* [RECORDS PROVIDED]:
— Start —

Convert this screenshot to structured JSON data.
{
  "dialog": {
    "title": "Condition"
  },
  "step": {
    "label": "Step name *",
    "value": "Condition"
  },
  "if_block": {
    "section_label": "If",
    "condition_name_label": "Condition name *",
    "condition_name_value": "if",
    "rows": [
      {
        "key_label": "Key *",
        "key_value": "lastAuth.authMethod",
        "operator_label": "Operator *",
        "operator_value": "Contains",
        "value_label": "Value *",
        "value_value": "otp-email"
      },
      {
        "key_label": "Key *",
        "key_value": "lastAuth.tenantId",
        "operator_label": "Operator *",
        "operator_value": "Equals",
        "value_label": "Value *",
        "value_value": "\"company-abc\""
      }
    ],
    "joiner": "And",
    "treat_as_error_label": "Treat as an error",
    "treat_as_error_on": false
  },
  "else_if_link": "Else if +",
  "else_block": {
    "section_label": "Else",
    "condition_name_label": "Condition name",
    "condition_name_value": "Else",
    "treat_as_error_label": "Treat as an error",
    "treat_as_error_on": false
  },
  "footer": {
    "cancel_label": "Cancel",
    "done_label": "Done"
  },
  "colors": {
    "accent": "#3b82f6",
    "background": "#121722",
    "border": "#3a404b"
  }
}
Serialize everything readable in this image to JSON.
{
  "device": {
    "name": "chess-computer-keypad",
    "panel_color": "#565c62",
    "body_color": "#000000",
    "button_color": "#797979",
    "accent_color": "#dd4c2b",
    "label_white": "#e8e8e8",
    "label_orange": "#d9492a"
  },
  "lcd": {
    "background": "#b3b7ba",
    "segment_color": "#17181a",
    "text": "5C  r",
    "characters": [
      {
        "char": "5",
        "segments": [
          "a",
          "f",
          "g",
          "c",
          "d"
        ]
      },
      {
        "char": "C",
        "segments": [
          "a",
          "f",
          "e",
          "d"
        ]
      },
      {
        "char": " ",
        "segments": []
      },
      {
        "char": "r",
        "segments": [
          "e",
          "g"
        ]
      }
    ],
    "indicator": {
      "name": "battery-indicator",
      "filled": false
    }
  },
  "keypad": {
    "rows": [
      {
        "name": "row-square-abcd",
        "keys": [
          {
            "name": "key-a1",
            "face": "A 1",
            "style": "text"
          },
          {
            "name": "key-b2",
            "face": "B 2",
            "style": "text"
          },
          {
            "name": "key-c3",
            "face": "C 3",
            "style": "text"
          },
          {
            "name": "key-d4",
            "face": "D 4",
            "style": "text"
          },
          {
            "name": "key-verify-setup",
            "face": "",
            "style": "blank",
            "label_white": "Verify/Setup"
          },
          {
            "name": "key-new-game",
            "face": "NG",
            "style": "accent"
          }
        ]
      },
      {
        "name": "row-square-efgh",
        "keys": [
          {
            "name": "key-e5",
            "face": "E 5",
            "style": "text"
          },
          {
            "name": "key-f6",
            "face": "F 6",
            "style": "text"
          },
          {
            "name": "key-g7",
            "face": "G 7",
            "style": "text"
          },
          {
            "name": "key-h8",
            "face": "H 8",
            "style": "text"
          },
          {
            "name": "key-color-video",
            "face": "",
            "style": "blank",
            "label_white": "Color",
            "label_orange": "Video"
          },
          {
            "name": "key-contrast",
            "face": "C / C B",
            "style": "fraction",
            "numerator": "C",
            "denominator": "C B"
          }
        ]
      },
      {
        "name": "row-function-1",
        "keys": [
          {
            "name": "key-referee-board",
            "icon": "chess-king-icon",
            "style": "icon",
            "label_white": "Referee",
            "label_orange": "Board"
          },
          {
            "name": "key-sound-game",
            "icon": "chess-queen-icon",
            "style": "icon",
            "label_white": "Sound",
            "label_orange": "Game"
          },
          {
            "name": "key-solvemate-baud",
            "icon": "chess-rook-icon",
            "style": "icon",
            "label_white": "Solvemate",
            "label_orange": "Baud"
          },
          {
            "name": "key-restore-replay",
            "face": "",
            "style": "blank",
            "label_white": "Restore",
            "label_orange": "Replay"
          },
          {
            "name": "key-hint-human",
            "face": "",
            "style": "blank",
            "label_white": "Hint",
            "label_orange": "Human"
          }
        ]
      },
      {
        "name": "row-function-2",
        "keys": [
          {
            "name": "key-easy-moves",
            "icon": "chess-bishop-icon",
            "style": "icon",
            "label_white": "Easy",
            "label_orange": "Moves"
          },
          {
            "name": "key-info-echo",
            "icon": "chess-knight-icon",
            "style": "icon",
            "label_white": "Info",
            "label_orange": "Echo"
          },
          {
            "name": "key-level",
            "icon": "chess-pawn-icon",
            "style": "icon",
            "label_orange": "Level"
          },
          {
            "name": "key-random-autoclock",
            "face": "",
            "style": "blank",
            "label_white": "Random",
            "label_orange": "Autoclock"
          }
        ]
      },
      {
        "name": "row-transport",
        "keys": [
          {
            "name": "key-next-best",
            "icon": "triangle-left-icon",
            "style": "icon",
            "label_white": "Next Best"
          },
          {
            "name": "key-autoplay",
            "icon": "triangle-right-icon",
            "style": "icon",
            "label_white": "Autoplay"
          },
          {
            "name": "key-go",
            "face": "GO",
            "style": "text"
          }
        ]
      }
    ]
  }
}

— End —

* [PROBLEM STATEMENT]: Reproduce each line verbatim.

* [FULL OUTPUT]:
Convert this screenshot to structured JSON data.
{
  "dialog": {
    "title": "Condition"
  },
  "step": {
    "label": "Step name *",
    "value": "Condition"
  },
  "if_block": {
    "section_label": "If",
    "condition_name_label": "Condition name *",
    "condition_name_value": "if",
    "rows": [
      {
        "key_label": "Key *",
        "key_value": "lastAuth.authMethod",
        "operator_label": "Operator *",
        "operator_value": "Contains",
        "value_label": "Value *",
        "value_value": "otp-email"
      },
      {
        "key_label": "Key *",
        "key_value": "lastAuth.tenantId",
        "operator_label": "Operator *",
        "operator_value": "Equals",
        "value_label": "Value *",
        "value_value": "\"company-abc\""
      }
    ],
    "joiner": "And",
    "treat_as_error_label": "Treat as an error",
    "treat_as_error_on": false
  },
  "else_if_link": "Else if +",
  "else_block": {
    "section_label": "Else",
    "condition_name_label": "Condition name",
    "condition_name_value": "Else",
    "treat_as_error_label": "Treat as an error",
    "treat_as_error_on": false
  },
  "footer": {
    "cancel_label": "Cancel",
    "done_label": "Done"
  },
  "colors": {
    "accent": "#3b82f6",
    "background": "#121722",
    "border": "#3a404b"
  }
}
Serialize everything readable in this image to JSON.
{
  "device": {
    "name": "chess-computer-keypad",
    "panel_color": "#565c62",
    "body_color": "#000000",
    "button_color": "#797979",
    "accent_color": "#dd4c2b",
    "label_white": "#e8e8e8",
    "label_orange": "#d9492a"
  },
  "lcd": {
    "background": "#b3b7ba",
    "segment_color": "#17181a",
    "text": "5C  r",
    "characters": [
      {
        "char": "5",
        "segments": [
          "a",
          "f",
          "g",
          "c",
          "d"
        ]
      },
      {
        "char": "C",
        "segments": [
          "a",
          "f",
          "e",
          "d"
        ]
      },
      {
        "char": " ",
        "segments": []
      },
      {
        "char": "r",
        "segments": [
          "e",
          "g"
        ]
      }
    ],
    "indicator": {
      "name": "battery-indicator",
      "filled": false
    }
  },
  "keypad": {
    "rows": [
      {
        "name": "row-square-abcd",
        "keys": [
          {
            "name": "key-a1",
            "face": "A 1",
            "style": "text"
          },
          {
            "name": "key-b2",
            "face": "B 2",
            "style": "text"
          },
          {
            "name": "key-c3",
            "face": "C 3",
            "style": "text"
          },
          {
            "name": "key-d4",
            "face": "D 4",
            "style": "text"
          },
          {
            "name": "key-verify-setup",
            "face": "",
            "style": "blank",
            "label_white": "Verify/Setup"
          },
          {
            "name": "key-new-game",
            "face": "NG",
            "style": "accent"
          }
        ]
      },
      {
        "name": "row-square-efgh",
        "keys": [
          {
            "name": "key-e5",
            "face": "E 5",
            "style": "text"
          },
          {
            "name": "key-f6",
            "face": "F 6",
            "style": "text"
          },
          {
            "name": "key-g7",
            "face": "G 7",
            "style": "text"
          },
          {
            "name": "key-h8",
            "face": "H 8",
            "style": "text"
          },
          {
            "name": "key-color-video",
            "face": "",
            "style": "blank",
            "label_white": "Color",
            "label_orange": "Video"
          },
          {
            "name": "key-contrast",
            "face": "C / C B",
            "style": "fraction",
            "numerator": "C",
            "denominator": "C B"
          }
        ]
      },
      {
        "name": "row-function-1",
        "keys": [
          {
            "name": "key-referee-board",
            "icon": "chess-king-icon",
            "style": "icon",
            "label_white": "Referee",
            "label_orange": "Board"
          },
          {
            "name": "key-sound-game",
            "icon": "chess-queen-icon",
            "style": "icon",
            "label_white": "Sound",
            "label_orange": "Game"
          },
          {
            "name": "key-solvemate-baud",
            "icon": "chess-rook-icon",
            "style": "icon",
            "label_white": "Solvemate",
            "label_orange": "Baud"
          },
          {
            "name": "key-restore-replay",
            "face": "",
            "style": "blank",
            "label_white": "Restore",
            "label_orange": "Replay"
          },
          {
            "name": "key-hint-human",
            "face": "",
            "style": "blank",
            "label_white": "Hint",
            "label_orange": "Human"
          }
        ]
      },
      {
        "name": "row-function-2",
        "keys": [
          {
            "name": "key-easy-moves",
            "icon": "chess-bishop-icon",
            "style": "icon",
            "label_white": "Easy",
            "label_orange": "Moves"
          },
          {
            "name": "key-info-echo",
            "icon": "chess-knight-icon",
            "style": "icon",
            "label_white": "Info",
            "label_orange": "Echo"
          },
          {
            "name": "key-level",
            "icon": "chess-pawn-icon",
            "style": "icon",
            "label_orange": "Level"
          },
          {
            "name": "key-random-autoclock",
            "face": "",
            "style": "blank",
            "label_white": "Random",
            "label_orange": "Autoclock"
          }
        ]
      },
      {
        "name": "row-transport",
        "keys": [
          {
            "name": "key-next-best",
            "icon": "triangle-left-icon",
            "style": "icon",
            "label_white": "Next Best"
          },
          {
            "name": "key-autoplay",
            "icon": "triangle-right-icon",
            "style": "icon",
            "label_white": "Autoplay"
          },
          {
            "name": "key-go",
            "face": "GO",
            "style": "text"
          }
        ]
      }
    ]
  }
}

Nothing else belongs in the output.